● Brano selezionato:
^^^^^^^^

GOG, che sta per Good Old Games, è lo store digitale di proprietà di CD Projekt RED, l’editore della serie The Witcher e Cyberpunk 2077. Alla fine del 2024 ha lanciato il “GOG Preservation Program”, un programma di preservazione che mira a mantenere aggiornati alcuni classici del passato, così da renderli sempre compatibili con i computer di oggi. Gli interventi vengono effettuati direttamente dallo staff di GOG ed è importante segnalare che anche i giochi che appartengono al programma e che a un certo punto vengono esclusi dalla vendita, per scelta dell’editore e non di GOG, continuano a essere aggiornati. È un’eccellente iniziativa e nei mesi passati ha interessato Warcraft e Warcraft II, due giochi di strategia in tempo reale pubblicati da Blizzard Entertainment negli anni Novanta. La stessa Blizzard, poi divenuta parte di Activision e ora di proprietà di Microsoft, ha deciso di toglierli dai listini di GOG, ma lo staff del negozio ha precisato che chi li ha acquistati potrà continuare a giocarci, oggi e in futuro.
Brandon Huffman è un avvocato dello studio Odin Law and Media ed è anche un consigliere volontario per la International Game Developers’ Association. Da tempo si occupa anche di offrire consulenza agli studi di sviluppo indipendenti che lavorano nei videogiochi. In un altro articolo di Polygon scritto di nuovo da Carli Velocci, dedicato alla complicata vicenda del catalogo dei videogiochi di Adult Swim, ha spiegato quanto sia complicato per gli studi di sviluppo tornare in controllo dei propri giochi “delistati” e riuscire a rimetterli in vendita, una volta che l’editore originale ha deciso di non avere più interesse nel farlo. Spesso i contratti che hanno legato lo sviluppo e la pubblicazione del gioco, non si sono preoccupati di regolare le conseguenze di una possibile sospensione della vendita.

^^^^^^^^

Dati di segmentazione della pagina
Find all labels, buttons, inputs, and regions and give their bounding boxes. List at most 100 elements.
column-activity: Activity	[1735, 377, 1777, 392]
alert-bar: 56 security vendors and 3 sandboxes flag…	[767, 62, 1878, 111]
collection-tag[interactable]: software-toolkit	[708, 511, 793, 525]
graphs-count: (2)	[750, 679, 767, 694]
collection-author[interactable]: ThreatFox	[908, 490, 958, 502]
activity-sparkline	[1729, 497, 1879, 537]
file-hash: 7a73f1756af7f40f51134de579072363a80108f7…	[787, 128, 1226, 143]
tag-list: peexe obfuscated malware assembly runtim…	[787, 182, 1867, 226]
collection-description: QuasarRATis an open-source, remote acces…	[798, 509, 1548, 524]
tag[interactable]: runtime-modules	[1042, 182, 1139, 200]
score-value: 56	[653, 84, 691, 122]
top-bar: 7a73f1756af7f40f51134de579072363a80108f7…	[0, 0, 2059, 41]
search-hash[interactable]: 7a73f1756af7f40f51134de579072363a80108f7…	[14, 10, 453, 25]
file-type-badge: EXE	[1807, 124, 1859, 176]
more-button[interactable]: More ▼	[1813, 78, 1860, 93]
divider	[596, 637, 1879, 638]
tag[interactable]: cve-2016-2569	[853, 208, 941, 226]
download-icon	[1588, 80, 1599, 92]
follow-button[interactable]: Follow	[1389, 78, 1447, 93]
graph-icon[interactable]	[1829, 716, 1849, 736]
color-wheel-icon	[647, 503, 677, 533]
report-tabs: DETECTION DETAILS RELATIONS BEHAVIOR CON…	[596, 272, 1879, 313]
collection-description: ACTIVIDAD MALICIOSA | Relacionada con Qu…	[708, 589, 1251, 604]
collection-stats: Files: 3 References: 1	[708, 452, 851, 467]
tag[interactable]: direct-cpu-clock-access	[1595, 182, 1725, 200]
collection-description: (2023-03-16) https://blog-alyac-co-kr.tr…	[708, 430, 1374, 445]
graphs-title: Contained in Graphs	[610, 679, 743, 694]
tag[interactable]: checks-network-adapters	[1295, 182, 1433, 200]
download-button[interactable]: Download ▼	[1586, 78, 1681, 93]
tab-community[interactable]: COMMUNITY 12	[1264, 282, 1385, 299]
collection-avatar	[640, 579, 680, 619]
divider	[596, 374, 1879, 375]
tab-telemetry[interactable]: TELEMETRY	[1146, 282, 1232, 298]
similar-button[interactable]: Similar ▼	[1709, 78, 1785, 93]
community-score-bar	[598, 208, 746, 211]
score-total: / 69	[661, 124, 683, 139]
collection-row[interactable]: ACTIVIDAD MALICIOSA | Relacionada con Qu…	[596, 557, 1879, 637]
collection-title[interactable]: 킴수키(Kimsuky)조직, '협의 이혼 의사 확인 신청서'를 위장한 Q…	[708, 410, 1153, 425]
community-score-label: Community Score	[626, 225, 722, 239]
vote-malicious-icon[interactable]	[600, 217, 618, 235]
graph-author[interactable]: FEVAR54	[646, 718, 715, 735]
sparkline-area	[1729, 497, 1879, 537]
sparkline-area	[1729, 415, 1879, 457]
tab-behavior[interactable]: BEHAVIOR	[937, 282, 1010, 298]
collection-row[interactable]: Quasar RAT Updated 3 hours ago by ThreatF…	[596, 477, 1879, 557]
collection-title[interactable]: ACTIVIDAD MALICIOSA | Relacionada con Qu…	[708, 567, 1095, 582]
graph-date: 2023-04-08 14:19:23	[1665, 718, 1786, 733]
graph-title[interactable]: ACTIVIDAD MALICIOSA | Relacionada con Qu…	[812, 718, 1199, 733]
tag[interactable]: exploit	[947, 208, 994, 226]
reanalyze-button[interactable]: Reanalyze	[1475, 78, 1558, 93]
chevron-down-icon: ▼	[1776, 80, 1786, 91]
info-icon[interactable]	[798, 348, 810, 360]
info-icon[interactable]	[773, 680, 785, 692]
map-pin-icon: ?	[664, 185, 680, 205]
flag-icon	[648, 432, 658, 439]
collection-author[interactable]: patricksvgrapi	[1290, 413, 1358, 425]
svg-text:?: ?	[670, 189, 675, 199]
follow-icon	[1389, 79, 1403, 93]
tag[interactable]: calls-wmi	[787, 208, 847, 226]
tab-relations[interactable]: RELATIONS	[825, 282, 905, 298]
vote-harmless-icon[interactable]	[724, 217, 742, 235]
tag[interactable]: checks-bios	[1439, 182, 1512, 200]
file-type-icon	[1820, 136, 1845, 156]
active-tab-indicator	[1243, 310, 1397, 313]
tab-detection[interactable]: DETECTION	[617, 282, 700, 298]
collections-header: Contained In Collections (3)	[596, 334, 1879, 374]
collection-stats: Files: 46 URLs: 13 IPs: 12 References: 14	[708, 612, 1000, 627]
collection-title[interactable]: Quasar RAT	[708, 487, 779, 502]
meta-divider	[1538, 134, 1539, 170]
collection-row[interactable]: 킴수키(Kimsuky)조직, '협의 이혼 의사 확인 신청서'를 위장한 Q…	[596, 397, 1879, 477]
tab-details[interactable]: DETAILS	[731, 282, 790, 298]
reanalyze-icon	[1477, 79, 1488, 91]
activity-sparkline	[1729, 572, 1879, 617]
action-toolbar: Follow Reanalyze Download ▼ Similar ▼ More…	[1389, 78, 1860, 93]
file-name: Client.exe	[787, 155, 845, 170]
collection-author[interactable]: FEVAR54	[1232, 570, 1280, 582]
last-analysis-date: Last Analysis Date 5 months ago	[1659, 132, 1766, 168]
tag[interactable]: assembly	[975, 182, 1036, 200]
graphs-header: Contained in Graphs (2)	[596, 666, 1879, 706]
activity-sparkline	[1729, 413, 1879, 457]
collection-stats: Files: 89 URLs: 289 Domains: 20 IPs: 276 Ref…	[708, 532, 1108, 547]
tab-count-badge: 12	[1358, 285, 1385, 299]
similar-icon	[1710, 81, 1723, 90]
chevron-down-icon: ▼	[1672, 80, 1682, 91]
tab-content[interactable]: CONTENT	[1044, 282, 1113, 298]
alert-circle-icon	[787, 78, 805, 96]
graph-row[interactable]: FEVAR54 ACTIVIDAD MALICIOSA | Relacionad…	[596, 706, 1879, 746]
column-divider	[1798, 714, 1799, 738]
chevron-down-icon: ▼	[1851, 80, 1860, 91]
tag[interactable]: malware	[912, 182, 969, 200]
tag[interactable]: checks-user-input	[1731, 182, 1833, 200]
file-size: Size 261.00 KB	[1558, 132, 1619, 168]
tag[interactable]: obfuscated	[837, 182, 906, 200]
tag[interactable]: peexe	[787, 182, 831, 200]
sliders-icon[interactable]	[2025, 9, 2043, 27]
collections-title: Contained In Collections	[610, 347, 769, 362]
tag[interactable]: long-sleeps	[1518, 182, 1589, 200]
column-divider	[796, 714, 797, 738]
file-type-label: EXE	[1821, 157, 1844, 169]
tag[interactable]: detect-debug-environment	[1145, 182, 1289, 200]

^^^^^^^^

Estrai per intero il brano selezionato, senza modificarne nulla.

GOG, che sta per Good Old Games, è lo store digitale di proprietà di CD Projekt RED, l’editore della serie The Witcher e Cyberpunk 2077. Alla fine del 2024 ha lanciato il “GOG Preservation Program”, un programma di preservazione che mira a mantenere aggiornati alcuni classici del passato, così da renderli sempre compatibili con i computer di oggi. Gli interventi vengono effettuati direttamente dallo staff di GOG ed è importante segnalare che anche i giochi che appartengono al programma e che a un certo punto vengono esclusi dalla vendita, per scelta dell’editore e non di GOG, continuano a essere aggiornati. È un’eccellente iniziativa e nei mesi passati ha interessato Warcraft e Warcraft II, due giochi di strategia in tempo reale pubblicati da Blizzard Entertainment negli anni Novanta. La stessa Blizzard, poi divenuta parte di Activision e ora di proprietà di Microsoft, ha deciso di toglierli dai listini di GOG, ma lo staff del negozio ha precisato che chi li ha acquistati potrà continuare a giocarci, oggi e in futuro.
Brandon Huffman è un avvocato dello studio Odin Law and Media ed è anche un consigliere volontario per la International Game Developers’ Association. Da tempo si occupa anche di offrire consulenza agli studi di sviluppo indipendenti che lavorano nei videogiochi. In un altro articolo di Polygon scritto di nuovo da Carli Velocci, dedicato alla complicata vicenda del catalogo dei videogiochi di Adult Swim, ha spiegato quanto sia complicato per gli studi di sviluppo tornare in controllo dei propri giochi “delistati” e riuscire a rimetterli in vendita, una volta che l’editore originale ha deciso di non avere più interesse nel farlo. Spesso i contratti che hanno legato lo sviluppo e la pubblicazione del gioco, non si sono preoccupati di regolare le conseguenze di una possibile sospensione della vendita.